Data shown
** start **

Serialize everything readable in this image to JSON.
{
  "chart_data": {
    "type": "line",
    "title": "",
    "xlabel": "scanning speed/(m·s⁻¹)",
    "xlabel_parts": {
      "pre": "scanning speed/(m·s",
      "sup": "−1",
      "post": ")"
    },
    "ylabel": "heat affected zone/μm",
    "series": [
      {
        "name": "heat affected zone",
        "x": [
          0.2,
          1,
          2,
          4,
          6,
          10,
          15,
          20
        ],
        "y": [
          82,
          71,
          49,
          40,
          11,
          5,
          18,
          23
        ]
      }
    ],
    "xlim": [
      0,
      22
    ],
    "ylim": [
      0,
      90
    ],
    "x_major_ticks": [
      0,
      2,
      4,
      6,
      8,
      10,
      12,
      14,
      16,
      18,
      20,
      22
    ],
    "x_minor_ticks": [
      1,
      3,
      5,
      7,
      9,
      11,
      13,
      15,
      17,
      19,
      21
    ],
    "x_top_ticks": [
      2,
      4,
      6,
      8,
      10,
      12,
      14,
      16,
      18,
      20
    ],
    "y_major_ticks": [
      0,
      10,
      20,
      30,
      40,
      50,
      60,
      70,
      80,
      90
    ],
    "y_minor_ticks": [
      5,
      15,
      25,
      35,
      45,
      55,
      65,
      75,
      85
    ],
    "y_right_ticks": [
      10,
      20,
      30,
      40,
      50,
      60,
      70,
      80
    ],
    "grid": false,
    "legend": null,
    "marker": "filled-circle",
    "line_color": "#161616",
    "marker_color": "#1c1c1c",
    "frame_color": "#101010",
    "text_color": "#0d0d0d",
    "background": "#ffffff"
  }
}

** end **

Task goal
Make an exact copy of the records.

Expected answer
Serialize everything readable in this image to JSON.
{
  "chart_data": {
    "type": "line",
    "title": "",
    "xlabel": "scanning speed/(m·s⁻¹)",
    "xlabel_parts": {
      "pre": "scanning speed/(m·s",
      "sup": "−1",
      "post": ")"
    },
    "ylabel": "heat affected zone/μm",
    "series": [
      {
        "name": "heat affected zone",
        "x": [
          0.2,
          1,
          2,
          4,
          6,
          10,
          15,
          20
        ],
        "y": [
          82,
          71,
          49,
          40,
          11,
          5,
          18,
          23
        ]
      }
    ],
    "xlim": [
      0,
      22
    ],
    "ylim": [
      0,
      90
    ],
    "x_major_ticks": [
      0,
      2,
      4,
      6,
      8,
      10,
      12,
      14,
      16,
      18,
      20,
      22
    ],
    "x_minor_ticks": [
      1,
      3,
      5,
      7,
      9,
      11,
      13,
      15,
      17,
      19,
      21
    ],
    "x_top_ticks": [
      2,
      4,
      6,
      8,
      10,
      12,
      14,
      16,
      18,
      20
    ],
    "y_major_ticks": [
      0,
      10,
      20,
      30,
      40,
      50,
      60,
      70,
      80,
      90
    ],
    "y_minor_ticks": [
      5,
      15,
      25,
      35,
      45,
      55,
      65,
      75,
      85
    ],
    "y_right_ticks": [
      10,
      20,
      30,
      40,
      50,
      60,
      70,
      80
    ],
    "grid": false,
    "legend": null,
    "marker": "filled-circle",
    "line_color": "#161616",
    "marker_color": "#1c1c1c",
    "frame_color": "#101010",
    "text_color": "#0d0d0d",
    "background": "#ffffff"
  }
}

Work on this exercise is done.